→ Stated goal: Extract the data exactly, missing nothing.

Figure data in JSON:
:::

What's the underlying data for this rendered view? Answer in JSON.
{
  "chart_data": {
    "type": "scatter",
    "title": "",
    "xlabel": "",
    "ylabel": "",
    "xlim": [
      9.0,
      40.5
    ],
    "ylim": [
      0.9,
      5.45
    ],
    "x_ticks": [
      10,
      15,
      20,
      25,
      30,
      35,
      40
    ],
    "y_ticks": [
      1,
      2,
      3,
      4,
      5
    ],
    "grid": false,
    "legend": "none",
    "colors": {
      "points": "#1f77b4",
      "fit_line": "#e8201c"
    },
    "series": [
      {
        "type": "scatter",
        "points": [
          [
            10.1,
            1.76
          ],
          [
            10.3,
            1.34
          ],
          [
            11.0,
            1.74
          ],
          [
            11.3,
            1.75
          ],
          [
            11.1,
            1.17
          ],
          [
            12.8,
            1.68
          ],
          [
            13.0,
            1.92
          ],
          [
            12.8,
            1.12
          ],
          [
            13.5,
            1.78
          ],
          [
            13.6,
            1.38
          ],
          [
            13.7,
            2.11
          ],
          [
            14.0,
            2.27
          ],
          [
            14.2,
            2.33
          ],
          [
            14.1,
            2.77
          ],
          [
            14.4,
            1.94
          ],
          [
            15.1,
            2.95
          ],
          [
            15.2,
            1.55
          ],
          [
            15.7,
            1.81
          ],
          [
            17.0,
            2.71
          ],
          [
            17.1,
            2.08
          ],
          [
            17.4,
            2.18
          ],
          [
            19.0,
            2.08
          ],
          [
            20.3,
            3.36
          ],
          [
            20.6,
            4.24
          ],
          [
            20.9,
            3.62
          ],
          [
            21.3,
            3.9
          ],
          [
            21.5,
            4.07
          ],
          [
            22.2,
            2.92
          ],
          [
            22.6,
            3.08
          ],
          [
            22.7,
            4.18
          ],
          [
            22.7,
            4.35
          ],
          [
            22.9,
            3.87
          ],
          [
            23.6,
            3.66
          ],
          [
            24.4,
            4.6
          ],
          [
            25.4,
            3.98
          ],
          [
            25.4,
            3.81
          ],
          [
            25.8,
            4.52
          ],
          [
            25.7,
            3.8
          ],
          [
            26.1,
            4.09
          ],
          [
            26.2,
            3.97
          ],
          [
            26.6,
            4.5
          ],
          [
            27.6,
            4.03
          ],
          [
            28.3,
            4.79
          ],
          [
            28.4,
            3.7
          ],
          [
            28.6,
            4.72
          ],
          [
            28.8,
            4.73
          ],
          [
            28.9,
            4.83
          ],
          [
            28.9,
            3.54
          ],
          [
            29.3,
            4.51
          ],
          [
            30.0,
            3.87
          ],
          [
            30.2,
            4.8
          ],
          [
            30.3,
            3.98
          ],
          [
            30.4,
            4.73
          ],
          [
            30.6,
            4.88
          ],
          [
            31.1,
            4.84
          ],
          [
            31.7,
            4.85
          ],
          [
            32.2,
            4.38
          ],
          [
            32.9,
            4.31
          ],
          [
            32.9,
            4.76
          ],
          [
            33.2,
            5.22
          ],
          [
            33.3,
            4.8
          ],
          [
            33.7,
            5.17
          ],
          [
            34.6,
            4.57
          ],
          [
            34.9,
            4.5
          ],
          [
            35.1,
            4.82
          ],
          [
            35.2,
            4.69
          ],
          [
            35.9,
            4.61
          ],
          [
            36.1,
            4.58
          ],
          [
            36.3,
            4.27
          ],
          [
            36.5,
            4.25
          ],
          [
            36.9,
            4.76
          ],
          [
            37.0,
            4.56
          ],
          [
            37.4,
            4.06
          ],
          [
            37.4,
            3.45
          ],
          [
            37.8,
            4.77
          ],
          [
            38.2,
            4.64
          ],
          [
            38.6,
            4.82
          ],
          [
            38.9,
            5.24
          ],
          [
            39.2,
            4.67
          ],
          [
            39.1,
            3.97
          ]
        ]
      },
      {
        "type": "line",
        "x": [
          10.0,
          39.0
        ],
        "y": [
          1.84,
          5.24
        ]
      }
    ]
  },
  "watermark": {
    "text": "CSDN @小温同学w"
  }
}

:::

→ Task solution:
What's the underlying data for this rendered view? Answer in JSON.
{
  "chart_data": {
    "type": "scatter",
    "title": "",
    "xlabel": "",
    "ylabel": "",
    "xlim": [
      9.0,
      40.5
    ],
    "ylim": [
      0.9,
      5.45
    ],
    "x_ticks": [
      10,
      15,
      20,
      25,
      30,
      35,
      40
    ],
    "y_ticks": [
      1,
      2,
      3,
      4,
      5
    ],
    "grid": false,
    "legend": "none",
    "colors": {
      "points": "#1f77b4",
      "fit_line": "#e8201c"
    },
    "series": [
      {
        "type": "scatter",
        "points": [
          [
            10.1,
            1.76
          ],
          [
            10.3,
            1.34
          ],
          [
            11.0,
            1.74
          ],
          [
            11.3,
            1.75
          ],
          [
            11.1,
            1.17
          ],
          [
            12.8,
            1.68
          ],
          [
            13.0,
            1.92
          ],
          [
            12.8,
            1.12
          ],
          [
            13.5,
            1.78
          ],
          [
            13.6,
            1.38
          ],
          [
            13.7,
            2.11
          ],
          [
            14.0,
            2.27
          ],
          [
            14.2,
            2.33
          ],
          [
            14.1,
            2.77
          ],
          [
            14.4,
            1.94
          ],
          [
            15.1,
            2.95
          ],
          [
            15.2,
            1.55
          ],
          [
            15.7,
            1.81
          ],
          [
            17.0,
            2.71
          ],
          [
            17.1,
            2.08
          ],
          [
            17.4,
            2.18
          ],
          [
            19.0,
            2.08
          ],
          [
            20.3,
            3.36
          ],
          [
            20.6,
            4.24
          ],
          [
            20.9,
            3.62
          ],
          [
            21.3,
            3.9
          ],
          [
            21.5,
            4.07
          ],
          [
            22.2,
            2.92
          ],
          [
            22.6,
            3.08
          ],
          [
            22.7,
            4.18
          ],
          [
            22.7,
            4.35
          ],
          [
            22.9,
            3.87
          ],
          [
            23.6,
            3.66
          ],
          [
            24.4,
            4.6
          ],
          [
            25.4,
            3.98
          ],
          [
            25.4,
            3.81
          ],
          [
            25.8,
            4.52
          ],
          [
            25.7,
            3.8
          ],
          [
            26.1,
            4.09
          ],
          [
            26.2,
            3.97
          ],
          [
            26.6,
            4.5
          ],
          [
            27.6,
            4.03
          ],
          [
            28.3,
            4.79
          ],
          [
            28.4,
            3.7
          ],
          [
            28.6,
            4.72
          ],
          [
            28.8,
            4.73
          ],
          [
            28.9,
            4.83
          ],
          [
            28.9,
            3.54
          ],
          [
            29.3,
            4.51
          ],
          [
            30.0,
            3.87
          ],
          [
            30.2,
            4.8
          ],
          [
            30.3,
            3.98
          ],
          [
            30.4,
            4.73
          ],
          [
            30.6,
            4.88
          ],
          [
            31.1,
            4.84
          ],
          [
            31.7,
            4.85
          ],
          [
            32.2,
            4.38
          ],
          [
            32.9,
            4.31
          ],
          [
            32.9,
            4.76
          ],
          [
            33.2,
            5.22
          ],
          [
            33.3,
            4.8
          ],
          [
            33.7,
            5.17
          ],
          [
            34.6,
            4.57
          ],
          [
            34.9,
            4.5
          ],
          [
            35.1,
            4.82
          ],
          [
            35.2,
            4.69
          ],
          [
            35.9,
            4.61
          ],
          [
            36.1,
            4.58
          ],
          [
            36.3,
            4.27
          ],
          [
            36.5,
            4.25
          ],
          [
            36.9,
            4.76
          ],
          [
            37.0,
            4.56
          ],
          [
            37.4,
            4.06
          ],
          [
            37.4,
            3.45
          ],
          [
            37.8,
            4.77
          ],
          [
            38.2,
            4.64
          ],
          [
            38.6,
            4.82
          ],
          [
            38.9,
            5.24
          ],
          [
            39.2,
            4.67
          ],
          [
            39.1,
            3.97
          ]
        ]
      },
      {
        "type": "line",
        "x": [
          10.0,
          39.0
        ],
        "y": [
          1.84,
          5.24
        ]
      }
    ]
  },
  "watermark": {
    "text": "CSDN @小温同学w"
  }
}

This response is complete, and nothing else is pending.